State how many lines in the listing below include the word "risida", and add nothing besides the number.

# # # #

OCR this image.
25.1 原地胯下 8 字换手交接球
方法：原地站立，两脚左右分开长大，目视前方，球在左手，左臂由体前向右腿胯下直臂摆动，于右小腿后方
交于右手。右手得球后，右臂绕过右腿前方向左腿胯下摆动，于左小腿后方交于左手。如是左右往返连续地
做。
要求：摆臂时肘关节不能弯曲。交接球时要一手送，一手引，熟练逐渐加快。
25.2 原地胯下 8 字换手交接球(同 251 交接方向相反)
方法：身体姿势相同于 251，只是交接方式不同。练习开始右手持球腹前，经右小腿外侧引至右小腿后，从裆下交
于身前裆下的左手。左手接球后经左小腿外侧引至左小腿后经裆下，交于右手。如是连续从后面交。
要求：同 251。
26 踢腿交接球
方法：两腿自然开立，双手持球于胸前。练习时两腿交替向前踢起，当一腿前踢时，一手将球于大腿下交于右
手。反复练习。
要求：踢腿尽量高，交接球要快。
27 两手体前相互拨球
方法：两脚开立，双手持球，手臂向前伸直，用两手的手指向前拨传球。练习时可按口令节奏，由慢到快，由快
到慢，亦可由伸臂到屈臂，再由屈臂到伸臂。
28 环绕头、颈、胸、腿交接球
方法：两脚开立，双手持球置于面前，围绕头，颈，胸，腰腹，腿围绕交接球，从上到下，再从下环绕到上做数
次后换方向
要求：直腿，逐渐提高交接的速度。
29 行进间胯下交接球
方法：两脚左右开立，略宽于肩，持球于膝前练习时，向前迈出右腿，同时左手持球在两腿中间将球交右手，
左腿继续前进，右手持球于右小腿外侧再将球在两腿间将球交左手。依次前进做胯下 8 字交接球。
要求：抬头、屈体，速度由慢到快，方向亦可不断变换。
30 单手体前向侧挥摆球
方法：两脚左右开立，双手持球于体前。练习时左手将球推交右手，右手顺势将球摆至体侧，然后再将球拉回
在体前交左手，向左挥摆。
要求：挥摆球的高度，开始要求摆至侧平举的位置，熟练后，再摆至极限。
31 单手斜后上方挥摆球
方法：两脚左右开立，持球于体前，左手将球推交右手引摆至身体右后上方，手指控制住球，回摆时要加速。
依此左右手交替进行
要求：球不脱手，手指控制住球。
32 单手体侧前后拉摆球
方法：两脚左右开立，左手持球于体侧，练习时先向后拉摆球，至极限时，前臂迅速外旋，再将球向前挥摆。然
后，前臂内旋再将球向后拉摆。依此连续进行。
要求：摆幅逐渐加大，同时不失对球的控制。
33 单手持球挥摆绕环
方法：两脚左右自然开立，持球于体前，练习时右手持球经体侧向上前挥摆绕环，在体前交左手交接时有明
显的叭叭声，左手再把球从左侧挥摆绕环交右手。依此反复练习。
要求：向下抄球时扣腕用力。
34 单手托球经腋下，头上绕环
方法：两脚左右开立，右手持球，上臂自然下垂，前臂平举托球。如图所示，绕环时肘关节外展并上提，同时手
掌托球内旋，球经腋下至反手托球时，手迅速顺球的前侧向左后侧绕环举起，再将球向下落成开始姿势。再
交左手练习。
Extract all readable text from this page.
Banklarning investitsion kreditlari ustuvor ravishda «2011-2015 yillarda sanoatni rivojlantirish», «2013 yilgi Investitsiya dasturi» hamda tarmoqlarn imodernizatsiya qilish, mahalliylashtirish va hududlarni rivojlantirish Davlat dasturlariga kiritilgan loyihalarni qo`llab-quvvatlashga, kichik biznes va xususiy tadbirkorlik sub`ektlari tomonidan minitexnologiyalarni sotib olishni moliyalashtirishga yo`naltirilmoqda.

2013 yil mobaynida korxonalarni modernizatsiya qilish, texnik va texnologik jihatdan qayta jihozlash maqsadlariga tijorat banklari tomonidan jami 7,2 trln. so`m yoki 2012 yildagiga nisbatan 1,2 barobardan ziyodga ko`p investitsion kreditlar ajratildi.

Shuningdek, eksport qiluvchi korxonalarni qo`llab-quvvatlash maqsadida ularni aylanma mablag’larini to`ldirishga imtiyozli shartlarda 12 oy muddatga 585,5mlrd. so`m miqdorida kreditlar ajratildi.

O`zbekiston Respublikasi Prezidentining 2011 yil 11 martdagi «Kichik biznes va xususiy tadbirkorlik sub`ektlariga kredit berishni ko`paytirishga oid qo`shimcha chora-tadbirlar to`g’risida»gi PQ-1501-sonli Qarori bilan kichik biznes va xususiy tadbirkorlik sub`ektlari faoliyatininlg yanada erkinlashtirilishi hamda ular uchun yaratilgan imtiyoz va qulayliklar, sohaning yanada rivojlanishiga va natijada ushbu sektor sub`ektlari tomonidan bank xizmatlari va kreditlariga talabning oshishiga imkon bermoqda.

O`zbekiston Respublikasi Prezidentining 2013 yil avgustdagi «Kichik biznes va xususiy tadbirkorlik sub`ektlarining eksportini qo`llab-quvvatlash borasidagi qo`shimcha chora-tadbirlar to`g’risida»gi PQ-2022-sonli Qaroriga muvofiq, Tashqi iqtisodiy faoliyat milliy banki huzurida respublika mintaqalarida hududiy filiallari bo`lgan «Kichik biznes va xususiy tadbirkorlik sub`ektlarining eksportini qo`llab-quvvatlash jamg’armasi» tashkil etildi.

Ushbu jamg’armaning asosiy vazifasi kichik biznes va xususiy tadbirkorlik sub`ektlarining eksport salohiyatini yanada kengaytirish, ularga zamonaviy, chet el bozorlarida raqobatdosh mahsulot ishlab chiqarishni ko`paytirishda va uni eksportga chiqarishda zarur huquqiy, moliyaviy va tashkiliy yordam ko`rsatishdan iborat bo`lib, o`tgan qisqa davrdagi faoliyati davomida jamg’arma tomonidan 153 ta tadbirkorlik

# # # #

● FULL OUTPUT:
2